◆ **Arbeitsauftrag**
Bitte tippe aus dem Text über Daniel Bierofka den Abschnitt zwischen „Happy Birthday, Biero!“ und „Leben Revue passieren.“ wortgetreu ab, beide Stellen eingeschlossen.
====== Angezeigter Textauszug ======
Happy Birthday, Biero! Sein fast immer blaues Leben im Überblick

TSV 1860

Erst 40 und schon Löwen-Legende: In der tz lässt Trainer Daniel Bierofka sein fast immer blaues Leben Revue passieren.

Er hat den Status einer Löwen-Legende – obwohl er heute erst 40 Jahre alt wird. Daniel Bierofka kam im Sommer 2000 von den Amateuren des FC Bayern, wurde bei 1860 Nationalspieler, bejubelte Tore in Leverkusen und die Meisterschaft mit Stuttgart, ehe es ihn 2007 zurück nach München zog, wo er jetzt auch als Trainer erfolgreich arbeitet. In der tz zeichnet Bierofka die Stationen seiner bemerkenswerten Karriere nach.

Plötzlich ging’s gegen Leeds…

Bierofka über sein Debüt:

„Ich habe sechs Jahre bei Bayern gespielt, vier Jahre in der Jugend, zwei Jahre Amateure. U 21-Nationalspieler war ich auch. Es gab dann Anfragen aus Wolfsburg und noch von zwei anderen Vereinen. Sechzig war damals Vierter in der Ersten Liga und hatte einen tollen Kader. Es war die Frage, ob ich mich da überhaupt durchsetzen kann, aber Werner Lorant hat gesagt: Gib einfach Gas – dann wirst du auch spielen.
====== Vorliegende Angaben ======
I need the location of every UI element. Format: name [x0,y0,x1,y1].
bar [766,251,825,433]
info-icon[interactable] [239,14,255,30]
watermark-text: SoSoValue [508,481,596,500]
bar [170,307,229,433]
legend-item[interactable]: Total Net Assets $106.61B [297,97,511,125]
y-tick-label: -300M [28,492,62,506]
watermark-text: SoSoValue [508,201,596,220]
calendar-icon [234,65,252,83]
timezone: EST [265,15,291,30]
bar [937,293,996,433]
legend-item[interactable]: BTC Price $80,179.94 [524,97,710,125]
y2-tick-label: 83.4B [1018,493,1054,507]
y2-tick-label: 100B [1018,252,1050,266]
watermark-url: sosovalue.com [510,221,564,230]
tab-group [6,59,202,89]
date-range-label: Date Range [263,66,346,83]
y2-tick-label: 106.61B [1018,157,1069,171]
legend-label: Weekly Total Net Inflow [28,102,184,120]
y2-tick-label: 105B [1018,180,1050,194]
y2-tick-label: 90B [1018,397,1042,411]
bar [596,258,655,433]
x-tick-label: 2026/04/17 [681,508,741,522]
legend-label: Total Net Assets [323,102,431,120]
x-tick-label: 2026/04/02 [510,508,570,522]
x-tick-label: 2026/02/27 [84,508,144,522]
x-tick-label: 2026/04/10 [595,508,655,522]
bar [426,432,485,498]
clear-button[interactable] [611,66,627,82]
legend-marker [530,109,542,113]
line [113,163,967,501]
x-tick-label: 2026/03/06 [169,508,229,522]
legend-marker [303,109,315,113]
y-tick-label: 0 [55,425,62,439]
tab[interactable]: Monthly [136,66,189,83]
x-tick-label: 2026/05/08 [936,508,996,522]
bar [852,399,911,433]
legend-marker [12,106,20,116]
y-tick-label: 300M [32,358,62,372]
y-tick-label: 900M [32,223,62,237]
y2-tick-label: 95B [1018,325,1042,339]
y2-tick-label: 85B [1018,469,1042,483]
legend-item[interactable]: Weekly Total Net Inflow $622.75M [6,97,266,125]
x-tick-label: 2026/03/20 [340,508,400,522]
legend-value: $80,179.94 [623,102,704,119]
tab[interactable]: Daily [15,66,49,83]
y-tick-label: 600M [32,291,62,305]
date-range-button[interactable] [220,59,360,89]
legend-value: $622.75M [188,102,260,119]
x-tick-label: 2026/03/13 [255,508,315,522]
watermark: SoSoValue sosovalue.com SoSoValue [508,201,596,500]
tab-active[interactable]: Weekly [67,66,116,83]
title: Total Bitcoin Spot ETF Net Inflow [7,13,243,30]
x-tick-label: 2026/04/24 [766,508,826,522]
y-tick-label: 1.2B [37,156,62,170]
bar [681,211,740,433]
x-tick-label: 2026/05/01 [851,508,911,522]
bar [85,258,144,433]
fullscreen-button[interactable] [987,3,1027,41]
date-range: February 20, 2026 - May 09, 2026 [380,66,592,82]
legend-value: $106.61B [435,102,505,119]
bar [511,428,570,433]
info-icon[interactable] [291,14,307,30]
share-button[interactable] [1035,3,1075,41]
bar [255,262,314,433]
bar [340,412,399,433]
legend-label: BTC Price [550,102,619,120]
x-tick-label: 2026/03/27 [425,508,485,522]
======
◆ **Antwort zur Aufgabe**
Happy Birthday, Biero! Sein fast immer blaues Leben im Überblick

TSV 1860

Erst 40 und schon Löwen-Legende: In der tz lässt Trainer Daniel Bierofka sein fast immer blaues Leben Revue passieren.